DO THIS: Below is a listing; copy all of it exactly.

DATASET RECORDS:
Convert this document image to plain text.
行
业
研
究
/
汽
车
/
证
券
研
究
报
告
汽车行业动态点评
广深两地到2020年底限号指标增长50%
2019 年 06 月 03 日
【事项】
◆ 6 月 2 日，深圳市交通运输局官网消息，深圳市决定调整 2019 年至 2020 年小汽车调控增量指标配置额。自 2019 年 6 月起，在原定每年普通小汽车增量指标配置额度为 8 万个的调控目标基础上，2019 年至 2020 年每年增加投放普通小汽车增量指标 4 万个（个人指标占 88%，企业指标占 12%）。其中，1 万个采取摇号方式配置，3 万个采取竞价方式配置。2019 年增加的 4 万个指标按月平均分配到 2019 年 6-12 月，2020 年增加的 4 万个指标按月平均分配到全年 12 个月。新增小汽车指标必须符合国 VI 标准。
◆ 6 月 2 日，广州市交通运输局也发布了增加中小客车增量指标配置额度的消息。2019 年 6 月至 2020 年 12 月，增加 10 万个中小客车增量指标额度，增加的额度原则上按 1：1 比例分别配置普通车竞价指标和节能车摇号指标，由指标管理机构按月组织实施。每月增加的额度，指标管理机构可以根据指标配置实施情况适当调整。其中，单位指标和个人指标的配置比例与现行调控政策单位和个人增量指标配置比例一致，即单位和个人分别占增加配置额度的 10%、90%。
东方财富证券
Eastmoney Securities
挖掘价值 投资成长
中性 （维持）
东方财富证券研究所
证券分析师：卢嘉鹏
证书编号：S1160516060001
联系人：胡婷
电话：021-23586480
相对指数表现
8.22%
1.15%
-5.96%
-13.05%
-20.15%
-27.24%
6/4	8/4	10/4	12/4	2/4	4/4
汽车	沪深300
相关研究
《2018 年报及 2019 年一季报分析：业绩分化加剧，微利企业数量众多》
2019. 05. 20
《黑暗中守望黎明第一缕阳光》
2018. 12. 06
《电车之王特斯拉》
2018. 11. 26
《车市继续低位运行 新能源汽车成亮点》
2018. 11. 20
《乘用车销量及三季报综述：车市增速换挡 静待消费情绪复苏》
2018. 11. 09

IN RESPONSE:
Convert this document image to plain text.
行
业
研
究
/
汽
车
/
证
券
研
究
报
告
汽车行业动态点评
广深两地到2020年底限号指标增长50%
2019 年 06 月 03 日
【事项】
◆ 6 月 2 日，深圳市交通运输局官网消息，深圳市决定调整 2019 年至 2020 年小汽车调控增量指标配置额。自 2019 年 6 月起，在原定每年普通小汽车增量指标配置额度为 8 万个的调控目标基础上，2019 年至 2020 年每年增加投放普通小汽车增量指标 4 万个（个人指标占 88%，企业指标占 12%）。其中，1 万个采取摇号方式配置，3 万个采取竞价方式配置。2019 年增加的 4 万个指标按月平均分配到 2019 年 6-12 月，2020 年增加的 4 万个指标按月平均分配到全年 12 个月。新增小汽车指标必须符合国 VI 标准。
◆ 6 月 2 日，广州市交通运输局也发布了增加中小客车增量指标配置额度的消息。2019 年 6 月至 2020 年 12 月，增加 10 万个中小客车增量指标额度，增加的额度原则上按 1：1 比例分别配置普通车竞价指标和节能车摇号指标，由指标管理机构按月组织实施。每月增加的额度，指标管理机构可以根据指标配置实施情况适当调整。其中，单位指标和个人指标的配置比例与现行调控政策单位和个人增量指标配置比例一致，即单位和个人分别占增加配置额度的 10%、90%。
东方财富证券
Eastmoney Securities
挖掘价值 投资成长
中性 （维持）
东方财富证券研究所
证券分析师：卢嘉鹏
证书编号：S1160516060001
联系人：胡婷
电话：021-23586480
相对指数表现
8.22%
1.15%
-5.96%
-13.05%
-20.15%
-27.24%
6/4	8/4	10/4	12/4	2/4	4/4
汽车	沪深300
相关研究
《2018 年报及 2019 年一季报分析：业绩分化加剧，微利企业数量众多》
2019. 05. 20
《黑暗中守望黎明第一缕阳光》
2018. 12. 06
《电车之王特斯拉》
2018. 11. 26
《车市继续低位运行 新能源汽车成亮点》
2018. 11. 20
《乘用车销量及三季报综述：车市增速换挡 静待消费情绪复苏》
2018. 11. 09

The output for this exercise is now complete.